Start of Records for the exercise

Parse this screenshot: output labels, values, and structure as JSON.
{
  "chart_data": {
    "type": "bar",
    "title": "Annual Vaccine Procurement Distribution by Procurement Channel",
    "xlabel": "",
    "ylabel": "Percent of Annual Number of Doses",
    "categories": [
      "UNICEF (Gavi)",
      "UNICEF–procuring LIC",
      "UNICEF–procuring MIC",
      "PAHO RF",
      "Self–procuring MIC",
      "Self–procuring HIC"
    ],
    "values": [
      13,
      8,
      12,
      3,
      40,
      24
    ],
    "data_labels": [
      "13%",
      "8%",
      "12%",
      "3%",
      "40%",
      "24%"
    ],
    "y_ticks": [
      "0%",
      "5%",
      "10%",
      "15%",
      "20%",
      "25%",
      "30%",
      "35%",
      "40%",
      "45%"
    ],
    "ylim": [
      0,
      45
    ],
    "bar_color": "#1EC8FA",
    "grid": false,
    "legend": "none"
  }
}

End of Records for the exercise

Reproduce the complete set of lines precisely as supplied.

Answer for this exercise
Parse this screenshot: output labels, values, and structure as JSON.
{
  "chart_data": {
    "type": "bar",
    "title": "Annual Vaccine Procurement Distribution by Procurement Channel",
    "xlabel": "",
    "ylabel": "Percent of Annual Number of Doses",
    "categories": [
      "UNICEF (Gavi)",
      "UNICEF–procuring LIC",
      "UNICEF–procuring MIC",
      "PAHO RF",
      "Self–procuring MIC",
      "Self–procuring HIC"
    ],
    "values": [
      13,
      8,
      12,
      3,
      40,
      24
    ],
    "data_labels": [
      "13%",
      "8%",
      "12%",
      "3%",
      "40%",
      "24%"
    ],
    "y_ticks": [
      "0%",
      "5%",
      "10%",
      "15%",
      "20%",
      "25%",
      "30%",
      "35%",
      "40%",
      "45%"
    ],
    "ylim": [
      0,
      45
    ],
    "bar_color": "#1EC8FA",
    "grid": false,
    "legend": "none"
  }
}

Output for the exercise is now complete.